:: DATA TO USE ::
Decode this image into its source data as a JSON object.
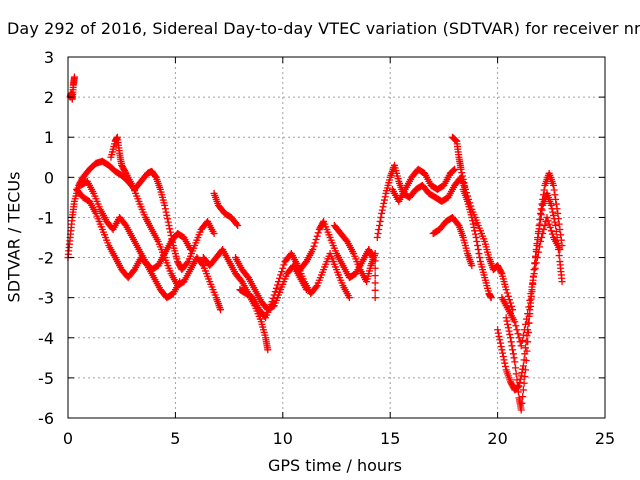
{
  "chart_data": {
    "type": "scatter",
    "title": "Day 292 of 2016, Sidereal Day-to-day VTEC variation (SDTVAR) for receiver nr",
    "xlabel": "GPS time / hours",
    "ylabel": "SDTVAR / TECUs",
    "xlim": [
      0,
      25
    ],
    "ylim": [
      -6,
      3
    ],
    "xticks": [
      0,
      5,
      10,
      15,
      20,
      25
    ],
    "yticks": [
      3,
      2,
      1,
      0,
      -1,
      -2,
      -3,
      -4,
      -5,
      -6
    ],
    "grid": true,
    "marker": "+",
    "marker_color": "#ff0000",
    "series": [
      {
        "values": [
          [
            0.1,
            2.0
          ],
          [
            0.15,
            2.1
          ],
          [
            0.2,
            1.95
          ],
          [
            0.25,
            2.3
          ],
          [
            0.3,
            2.5
          ]
        ]
      },
      {
        "values": [
          [
            0.0,
            -2.0
          ],
          [
            0.1,
            -1.5
          ],
          [
            0.2,
            -1.0
          ],
          [
            0.3,
            -0.6
          ],
          [
            0.5,
            -0.2
          ],
          [
            0.7,
            0.0
          ],
          [
            1.0,
            0.2
          ],
          [
            1.3,
            0.35
          ],
          [
            1.6,
            0.4
          ],
          [
            1.9,
            0.3
          ],
          [
            2.2,
            0.15
          ],
          [
            2.5,
            0.05
          ],
          [
            2.8,
            -0.1
          ],
          [
            3.1,
            -0.3
          ],
          [
            3.4,
            -0.1
          ],
          [
            3.7,
            0.1
          ],
          [
            3.9,
            0.15
          ],
          [
            4.1,
            0.0
          ],
          [
            4.3,
            -0.3
          ],
          [
            4.5,
            -0.7
          ],
          [
            4.7,
            -1.2
          ],
          [
            4.9,
            -1.7
          ],
          [
            5.1,
            -2.1
          ],
          [
            5.3,
            -2.3
          ],
          [
            5.6,
            -2.1
          ],
          [
            5.9,
            -1.7
          ],
          [
            6.2,
            -1.3
          ],
          [
            6.5,
            -1.1
          ],
          [
            6.8,
            -1.4
          ]
        ]
      },
      {
        "values": [
          [
            2.0,
            0.5
          ],
          [
            2.2,
            0.9
          ],
          [
            2.3,
            1.0
          ],
          [
            2.4,
            0.6
          ],
          [
            2.5,
            0.3
          ],
          [
            2.7,
            0.1
          ],
          [
            3.0,
            -0.2
          ],
          [
            3.3,
            -0.6
          ],
          [
            3.6,
            -1.0
          ],
          [
            3.9,
            -1.3
          ],
          [
            4.2,
            -1.6
          ],
          [
            4.5,
            -2.0
          ],
          [
            4.8,
            -2.4
          ],
          [
            5.1,
            -2.7
          ],
          [
            5.4,
            -2.6
          ],
          [
            5.7,
            -2.3
          ],
          [
            6.0,
            -2.0
          ],
          [
            6.3,
            -2.2
          ],
          [
            6.6,
            -2.6
          ],
          [
            6.9,
            -3.0
          ],
          [
            7.1,
            -3.3
          ]
        ]
      },
      {
        "values": [
          [
            0.4,
            -0.3
          ],
          [
            0.7,
            -0.5
          ],
          [
            1.0,
            -0.6
          ],
          [
            1.3,
            -0.9
          ],
          [
            1.6,
            -1.3
          ],
          [
            1.9,
            -1.7
          ],
          [
            2.2,
            -2.0
          ],
          [
            2.5,
            -2.3
          ],
          [
            2.8,
            -2.5
          ],
          [
            3.1,
            -2.3
          ],
          [
            3.4,
            -2.0
          ],
          [
            3.7,
            -2.2
          ],
          [
            4.0,
            -2.5
          ],
          [
            4.3,
            -2.8
          ],
          [
            4.6,
            -3.0
          ],
          [
            4.9,
            -2.9
          ],
          [
            5.2,
            -2.6
          ]
        ]
      },
      {
        "values": [
          [
            0.6,
            -0.2
          ],
          [
            0.9,
            -0.1
          ],
          [
            1.2,
            -0.4
          ],
          [
            1.5,
            -0.8
          ],
          [
            1.8,
            -1.1
          ],
          [
            2.1,
            -1.3
          ],
          [
            2.4,
            -1.0
          ],
          [
            2.7,
            -1.2
          ],
          [
            3.0,
            -1.5
          ],
          [
            3.3,
            -1.8
          ],
          [
            3.6,
            -2.1
          ],
          [
            3.9,
            -2.3
          ],
          [
            4.2,
            -2.2
          ],
          [
            4.5,
            -1.9
          ],
          [
            4.8,
            -1.6
          ],
          [
            5.1,
            -1.4
          ],
          [
            5.4,
            -1.5
          ],
          [
            5.7,
            -1.8
          ]
        ]
      },
      {
        "values": [
          [
            6.8,
            -0.4
          ],
          [
            7.0,
            -0.7
          ],
          [
            7.3,
            -0.9
          ],
          [
            7.6,
            -1.0
          ],
          [
            7.9,
            -1.2
          ]
        ]
      },
      {
        "values": [
          [
            6.3,
            -2.0
          ],
          [
            6.6,
            -2.2
          ],
          [
            6.9,
            -2.0
          ],
          [
            7.2,
            -1.8
          ],
          [
            7.5,
            -2.1
          ],
          [
            7.8,
            -2.4
          ],
          [
            8.1,
            -2.6
          ],
          [
            8.4,
            -2.9
          ],
          [
            8.7,
            -3.2
          ],
          [
            9.0,
            -3.6
          ],
          [
            9.2,
            -4.0
          ],
          [
            9.3,
            -4.3
          ]
        ]
      },
      {
        "values": [
          [
            7.8,
            -2.0
          ],
          [
            8.1,
            -2.3
          ],
          [
            8.4,
            -2.5
          ],
          [
            8.7,
            -2.8
          ],
          [
            9.0,
            -3.1
          ],
          [
            9.3,
            -3.3
          ],
          [
            9.6,
            -3.2
          ],
          [
            9.9,
            -2.8
          ],
          [
            10.2,
            -2.4
          ],
          [
            10.5,
            -2.2
          ],
          [
            10.8,
            -2.5
          ],
          [
            11.1,
            -2.8
          ]
        ]
      },
      {
        "values": [
          [
            8.0,
            -2.8
          ],
          [
            8.3,
            -2.9
          ],
          [
            8.6,
            -3.0
          ],
          [
            8.9,
            -3.3
          ],
          [
            9.2,
            -3.5
          ],
          [
            9.5,
            -3.1
          ],
          [
            9.8,
            -2.6
          ],
          [
            10.1,
            -2.1
          ],
          [
            10.4,
            -1.9
          ],
          [
            10.7,
            -2.2
          ],
          [
            11.0,
            -2.6
          ],
          [
            11.3,
            -2.9
          ],
          [
            11.6,
            -2.7
          ],
          [
            11.9,
            -2.3
          ],
          [
            12.2,
            -1.9
          ],
          [
            12.5,
            -2.3
          ],
          [
            12.8,
            -2.7
          ],
          [
            13.1,
            -3.0
          ]
        ]
      },
      {
        "values": [
          [
            10.8,
            -2.3
          ],
          [
            11.1,
            -2.1
          ],
          [
            11.4,
            -1.8
          ],
          [
            11.7,
            -1.3
          ],
          [
            11.9,
            -1.1
          ],
          [
            12.2,
            -1.5
          ],
          [
            12.5,
            -1.9
          ],
          [
            12.8,
            -2.2
          ],
          [
            13.1,
            -2.5
          ],
          [
            13.4,
            -2.4
          ],
          [
            13.7,
            -2.1
          ],
          [
            14.0,
            -1.8
          ],
          [
            14.2,
            -2.0
          ]
        ]
      },
      {
        "values": [
          [
            12.4,
            -1.2
          ],
          [
            12.7,
            -1.4
          ],
          [
            13.0,
            -1.6
          ],
          [
            13.3,
            -1.9
          ],
          [
            13.6,
            -2.3
          ],
          [
            13.9,
            -2.6
          ],
          [
            14.1,
            -2.2
          ],
          [
            14.3,
            -1.9
          ],
          [
            14.3,
            -3.0
          ]
        ]
      },
      {
        "values": [
          [
            14.4,
            -1.5
          ],
          [
            14.6,
            -0.9
          ],
          [
            14.8,
            -0.4
          ],
          [
            15.0,
            0.0
          ],
          [
            15.2,
            0.3
          ],
          [
            15.4,
            -0.1
          ],
          [
            15.6,
            -0.4
          ],
          [
            15.9,
            -0.5
          ],
          [
            16.2,
            -0.3
          ],
          [
            16.5,
            -0.2
          ],
          [
            16.8,
            -0.4
          ],
          [
            17.1,
            -0.5
          ],
          [
            17.4,
            -0.6
          ],
          [
            17.7,
            -0.5
          ],
          [
            18.0,
            -0.2
          ],
          [
            18.3,
            0.0
          ],
          [
            18.5,
            -0.3
          ]
        ]
      },
      {
        "values": [
          [
            15.1,
            -0.3
          ],
          [
            15.4,
            -0.6
          ],
          [
            15.7,
            -0.3
          ],
          [
            16.0,
            0.0
          ],
          [
            16.3,
            0.2
          ],
          [
            16.6,
            0.1
          ],
          [
            16.9,
            -0.2
          ],
          [
            17.2,
            -0.3
          ],
          [
            17.5,
            -0.2
          ],
          [
            17.8,
            0.1
          ],
          [
            18.0,
            0.2
          ]
        ]
      },
      {
        "values": [
          [
            17.9,
            1.0
          ],
          [
            18.1,
            0.9
          ],
          [
            18.2,
            0.5
          ],
          [
            18.3,
            0.2
          ],
          [
            18.5,
            -0.3
          ],
          [
            18.8,
            -0.8
          ],
          [
            19.1,
            -1.2
          ],
          [
            19.4,
            -1.6
          ],
          [
            19.6,
            -2.0
          ],
          [
            19.8,
            -2.3
          ],
          [
            20.0,
            -2.2
          ],
          [
            20.2,
            -2.4
          ],
          [
            20.4,
            -2.8
          ],
          [
            20.7,
            -3.3
          ]
        ]
      },
      {
        "values": [
          [
            18.4,
            -0.3
          ],
          [
            18.6,
            -0.6
          ],
          [
            18.8,
            -1.0
          ],
          [
            19.0,
            -1.5
          ],
          [
            19.2,
            -2.1
          ],
          [
            19.4,
            -2.5
          ],
          [
            19.6,
            -2.9
          ],
          [
            19.7,
            -3.0
          ]
        ]
      },
      {
        "values": [
          [
            17.0,
            -1.4
          ],
          [
            17.3,
            -1.3
          ],
          [
            17.6,
            -1.1
          ],
          [
            17.9,
            -1.0
          ],
          [
            18.2,
            -1.2
          ],
          [
            18.4,
            -1.5
          ],
          [
            18.6,
            -1.9
          ],
          [
            18.8,
            -2.2
          ]
        ]
      },
      {
        "values": [
          [
            20.0,
            -3.8
          ],
          [
            20.2,
            -4.3
          ],
          [
            20.4,
            -4.8
          ],
          [
            20.6,
            -5.1
          ],
          [
            20.8,
            -5.3
          ],
          [
            21.0,
            -5.2
          ],
          [
            21.2,
            -4.7
          ],
          [
            21.4,
            -3.8
          ],
          [
            21.6,
            -2.8
          ],
          [
            21.8,
            -1.8
          ],
          [
            22.0,
            -0.9
          ],
          [
            22.2,
            -0.2
          ],
          [
            22.4,
            0.1
          ],
          [
            22.6,
            -0.2
          ],
          [
            22.8,
            -0.9
          ],
          [
            23.0,
            -1.7
          ]
        ]
      },
      {
        "values": [
          [
            20.4,
            -3.5
          ],
          [
            20.6,
            -4.0
          ],
          [
            20.8,
            -4.6
          ],
          [
            21.0,
            -5.5
          ],
          [
            21.1,
            -5.8
          ],
          [
            21.3,
            -4.8
          ],
          [
            21.5,
            -3.4
          ],
          [
            21.7,
            -2.3
          ],
          [
            21.9,
            -1.4
          ],
          [
            22.1,
            -0.7
          ],
          [
            22.3,
            -0.4
          ],
          [
            22.5,
            -0.7
          ],
          [
            22.7,
            -1.2
          ],
          [
            22.9,
            -2.1
          ],
          [
            23.0,
            -2.6
          ]
        ]
      },
      {
        "values": [
          [
            20.2,
            -3.0
          ],
          [
            20.5,
            -3.3
          ],
          [
            20.8,
            -3.6
          ],
          [
            21.1,
            -4.2
          ],
          [
            21.4,
            -3.4
          ],
          [
            21.7,
            -2.4
          ],
          [
            22.0,
            -1.6
          ],
          [
            22.3,
            -1.0
          ],
          [
            22.6,
            -1.5
          ],
          [
            22.9,
            -1.8
          ]
        ]
      }
    ]
  }
}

:: REQUEST ::
Reproduce each line from the records that contains the word "SDTVAR".

:: ANSWER TO THIS EXERCISE ::
    "title": "Day 292 of 2016, Sidereal Day-to-day VTEC variation (SDTVAR) for receiver nr",
    "ylabel": "SDTVAR / TECUs",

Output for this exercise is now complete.